BEGIN Provided records

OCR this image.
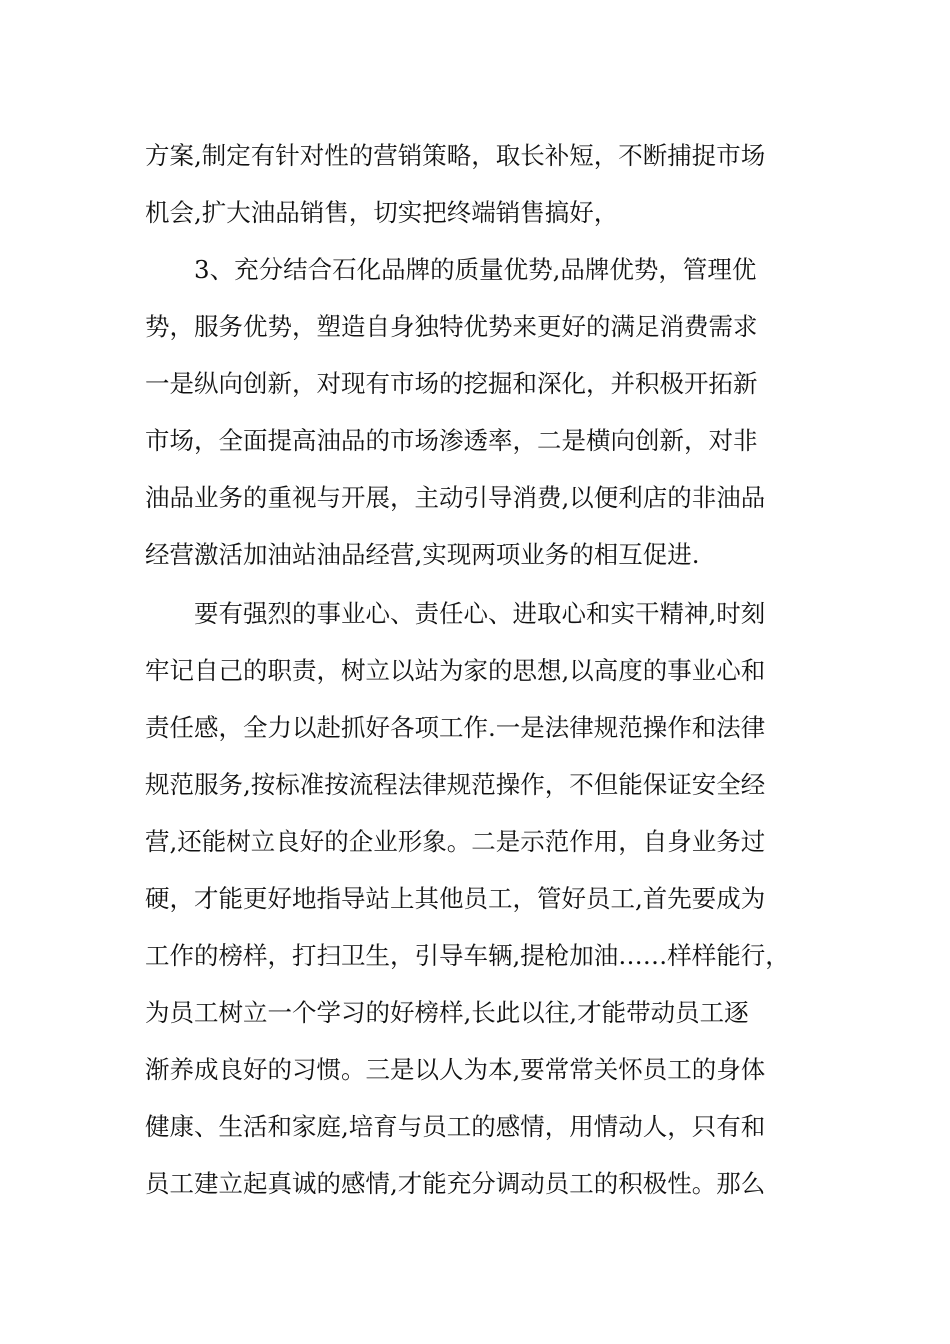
方案,制定有针对性的营销策略，取长补短，不断捕捉市场
机会,扩大油品销售，切实把终端销售搞好，
3、充分结合石化品牌的质量优势,品牌优势，管理优
势，服务优势，塑造自身独特优势来更好的满足消费需求
一是纵向创新，对现有市场的挖掘和深化，并积极开拓新
市场，全面提高油品的市场渗透率，二是横向创新，对非
油品业务的重视与开展，主动引导消费,以便利店的非油品
经营激活加油站油品经营,实现两项业务的相互促进.
要有强烈的事业心、责任心、进取心和实干精神,时刻
牢记自己的职责，树立以站为家的思想,以高度的事业心和
责任感，全力以赴抓好各项工作.一是法律规范操作和法律
规范服务,按标准按流程法律规范操作，不但能保证安全经
营,还能树立良好的企业形象。二是示范作用，自身业务过
硬，才能更好地指导站上其他员工，管好员工,首先要成为
工作的榜样，打扫卫生，引导车辆,提枪加油……样样能行，
为员工树立一个学习的好榜样,长此以往,才能带动员工逐
渐养成良好的习惯。三是以人为本,要常常关怀员工的身体
健康、生活和家庭,培育与员工的感情，用情动人，只有和
员工建立起真诚的感情,才能充分调动员工的积极性。那么
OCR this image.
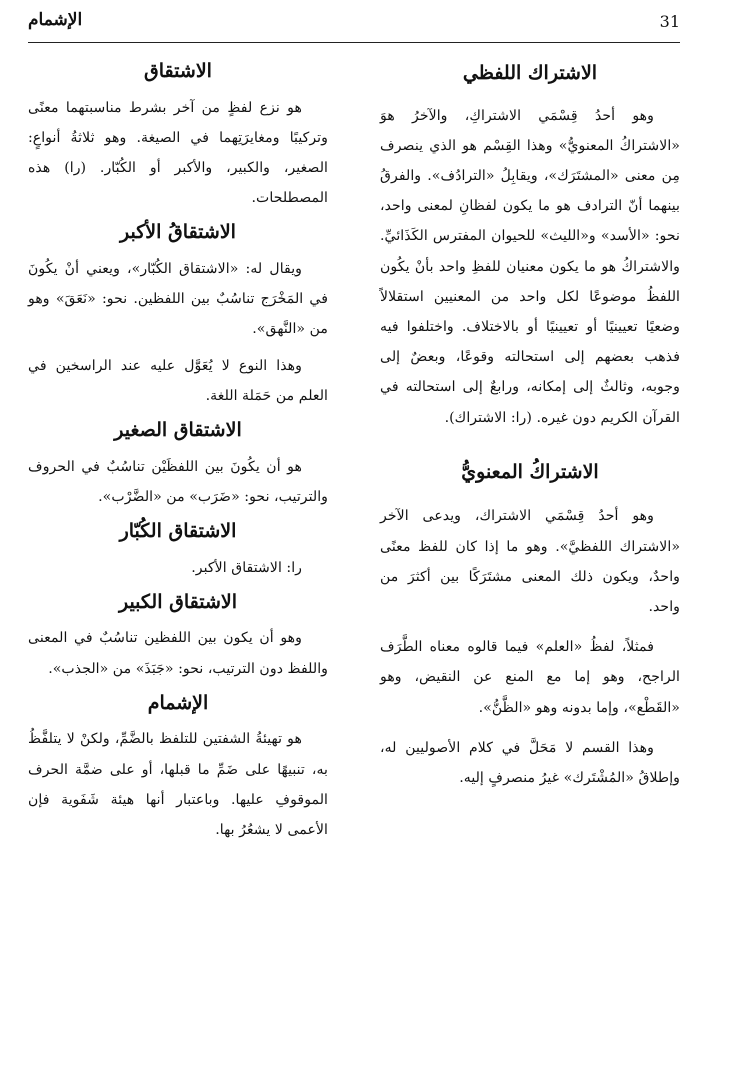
31
الإشمام
الاشتراك اللفظي

وهو أحدُ قِسْمَي الاشتراكِ، والآخرُ هوَ «الاشتراكُ المعنويُّ» وهذا القِسْم هو الذي ينصرف مِن معنى «المشتَرَك»، ويقابِلُ «الترادُف». والفرقُ بينهما أنّ الترادف هو ما يكون لفظانِ لمعنى واحد، نحو: «الأسد» و«الليث» للحيوان المفترس الكَذَائيِّ. والاشتراكُ هو ما يكون معنيان للفظِ واحد بأنْ يكُون اللفظُ موضوعًا لكل واحد من المعنيين استقلالاً وضعيًا تعيينيًا أو تعيينيًا أو بالاختلاف. واختلفوا فيه فذهب بعضهم إلى استحالته وقوعًا، وبعضٌ إلى وجوبه، وثالثٌ إلى إمكانه، ورابعٌ إلى استحالته في القرآن الكريم دون غيره. (را: الاشتراك).

الاشتراكُ المعنويُّ

وهو أحدُ قِسْمَي الاشتراك، ويدعى الآخر «الاشتراك اللفظيَّ». وهو ما إذا كان للفظ معنًى واحدٌ، ويكون ذلك المعنى مشتَرَكًا بين أكثرَ من واحد.

فمثلاً، لفظُ «العلم» فيما قالوه معناه الطَّرَف الراجح، وهو إما مع المنع عن النقيض، وهو «القَطْع»، وإما بدونه وهو «الظَّنُّ».

وهذا القسم لا مَحَلَّ في كلام الأصوليين له، وإطلاقُ «المُشْتَرك» غيرُ منصرفٍ إليه.

الاشتقاق

هو نزع لفظٍ من آخر بشرط مناسبتهما معنًى وتركيبًا ومغايرَتِهما في الصيغة. وهو ثلاثةُ أنواعٍ: الصغير، والكبير، والأكبر أو الكُبّار. (را) هذه المصطلحات.

الاشتقاقُ الأكبر

ويقال له: «الاشتقاق الكُبّار»، ويعني أنْ يكُونَ في المَخْرَج تناسُبٌ بين اللفظين. نحو: «نَعَقَ» وهو من «النَّهق».

وهذا النوع لا يُعَوَّل عليه عند الراسخين في العلم من حَمَلة اللغة.

الاشتقاق الصغير

هو أن يكُونَ بين اللفظَيْن تناسُبٌ في الحروف والترتيب، نحو: «ضَرَب» من «الضَّرْب».

الاشتقاق الكُبّار

را: الاشتقاق الأكبر.

الاشتقاق الكبير

وهو أن يكون بين اللفظين تناسُبٌ في المعنى واللفظ دون الترتيب، نحو: «جَبَذَ» من «الجذب».

الإشمام

هو تهيئةُ الشفتين للتلفظ بالضَّمِّ، ولكنْ لا يتلفَّظُ به، تنبيهًا على ضَمِّ ما قبلها، أو على ضمَّة الحرف الموقوفِ عليها. وباعتبار أنها هيئة شَفَوية فإن الأعمى لا يشعُرُ بها.
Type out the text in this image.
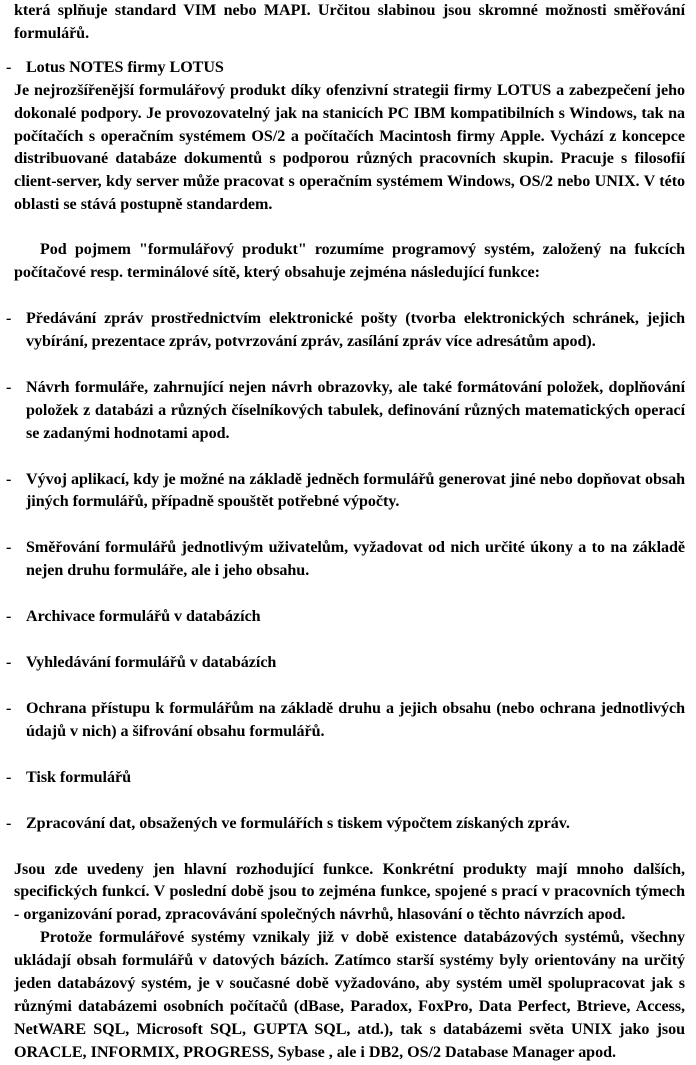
která splňuje standard VIM nebo MAPI. Určitou slabinou jsou skromné možnosti směřování formulářů.

- Lotus NOTES firmy LOTUS

Je nejrozšířenější formulářový produkt díky ofenzivní strategii firmy LOTUS a zabezpečení jeho dokonalé podpory. Je provozovatelný jak na stanicích PC IBM kompatibilních s Windows, tak na počítačích s operačním systémem OS/2 a počítačích Macintosh firmy Apple. Vychází z koncepce distribuované databáze dokumentů s podporou různých pracovních skupin. Pracuje s filosofií client-server, kdy server může pracovat s operačním systémem Windows, OS/2 nebo UNIX. V této oblasti se stává postupně standardem.

Pod pojmem "formulářový produkt" rozumíme programový systém, založený na fukcích počítačové resp. terminálové sítě, který obsahuje zejména následující funkce:

- Předávání zpráv prostřednictvím elektronické pošty (tvorba elektronických schránek, jejich vybírání, prezentace zpráv, potvrzování zpráv, zasílání zpráv více adresátům apod).

- Návrh formuláře, zahrnující nejen návrh obrazovky, ale také formátování položek, doplňování položek z databázi a různých číselníkových tabulek, definování různých matematických operací se zadanými hodnotami apod.

- Vývoj aplikací, kdy je možné na základě jedněch formulářů generovat jiné nebo dopňovat obsah jiných formulářů, případně spouštět potřebné výpočty.

- Směřování formulářů jednotlivým uživatelům, vyžadovat od nich určité úkony a to na základě nejen druhu formuláře, ale i jeho obsahu.

- Archivace formulářů v databázích

- Vyhledávání formulářů v databázích

- Ochrana přístupu k formulářům na základě druhu a jejich obsahu (nebo ochrana jednotlivých údajů v nich) a šifrování obsahu formulářů.

- Tisk formulářů

- Zpracování dat, obsažených ve formulářích s tiskem výpočtem získaných zpráv.

Jsou zde uvedeny jen hlavní rozhodující funkce. Konkrétní produkty mají mnoho dalších, specifických funkcí. V poslední době jsou to zejména funkce, spojené s prací v pracovních týmech - organizování porad, zpracovávání společných návrhů, hlasování o těchto návrzích apod.

Protože formulářové systémy vznikaly již v době existence databázových systémů, všechny ukládají obsah formulářů v datových bázích. Zatímco starší systémy byly orientovány na určitý jeden databázový systém, je v současné době vyžadováno, aby systém uměl spolupracovat jak s různými databázemi osobních počítačů (dBase, Paradox, FoxPro, Data Perfect, Btrieve, Access, NetWARE SQL, Microsoft SQL, GUPTA SQL, atd.), tak s databázemi světa UNIX jako jsou ORACLE, INFORMIX, PROGRESS, Sybase , ale i DB2, OS/2 Database Manager apod.
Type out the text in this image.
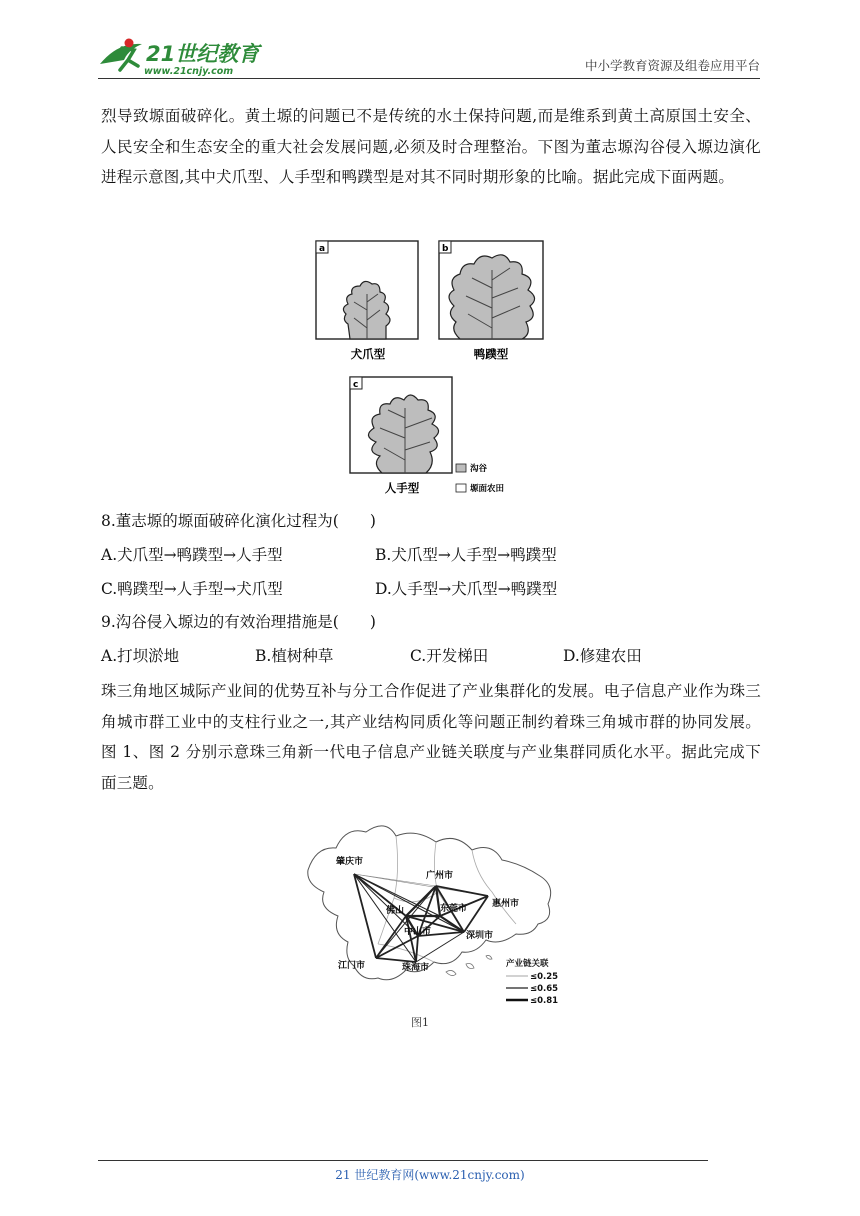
21世纪教育
www.21cnjy.com	中小学教育资源及组卷应用平台

烈导致塬面破碎化。黄土塬的问题已不是传统的水土保持问题,而是维系到黄土高原国土安全、人民安全和生态安全的重大社会发展问题,必须及时合理整治。下图为董志塬沟谷侵入塬边演化进程示意图,其中犬爪型、人手型和鸭蹼型是对其不同时期形象的比喻。据此完成下面两题。

a
犬爪型
b
鸭蹼型
c
人手型
沟谷
塬面农田
8.董志塬的塬面破碎化演化过程为(　　)
A.犬爪型→鸭蹼型→人手型	B.犬爪型→人手型→鸭蹼型
C.鸭蹼型→人手型→犬爪型	D.人手型→犬爪型→鸭蹼型
9.沟谷侵入塬边的有效治理措施是(　　)
A.打坝淤地	B.植树种草	C.开发梯田	D.修建农田

珠三角地区城际产业间的优势互补与分工合作促进了产业集群化的发展。电子信息产业作为珠三角城市群工业中的支柱行业之一,其产业结构同质化等问题正制约着珠三角城市群的协同发展。图 1、图 2 分别示意珠三角新一代电子信息产业链关联度与产业集群同质化水平。据此完成下面三题。

肇庆市
广州市
惠州市
佛山	东莞市
中山市	深圳市
江门市	珠海市	产业链关联
≤0.25
≤0.65
≤0.81
图1
21 世纪教育网(www.21cnjy.com)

END Provided records

== Problem to solve ==
Track down every line holding the string "وهذا" and copy it.

== Result of this task ==
وهو أحدُ قِسْمَي الاشتراكِ، والآخرُ هوَ «الاشتراكُ المعنويُّ» وهذا القِسْم هو الذي ينصرف مِن معنى «المشتَرَك»، ويقابِلُ «الترادُف». والفرقُ بينهما أنّ الترادف هو ما يكون لفظانِ لمعنى واحد، نحو: «الأسد» و«الليث» للحيوان المفترس الكَذَائيِّ. والاشتراكُ هو ما يكون معنيان للفظِ واحد بأنْ يكُون اللفظُ موضوعًا لكل واحد من المعنيين استقلالاً وضعيًا تعيينيًا أو تعيينيًا أو بالاختلاف. واختلفوا فيه فذهب بعضهم إلى استحالته وقوعًا، وبعضٌ إلى وجوبه، وثالثٌ إلى إمكانه، ورابعٌ إلى استحالته في القرآن الكريم دون غيره. (را: الاشتراك).
وهذا القسم لا مَحَلَّ في كلام الأصوليين له، وإطلاقُ «المُشْتَرك» غيرُ منصرفٍ إليه.
وهذا النوع لا يُعَوَّل عليه عند الراسخين في العلم من حَمَلة اللغة.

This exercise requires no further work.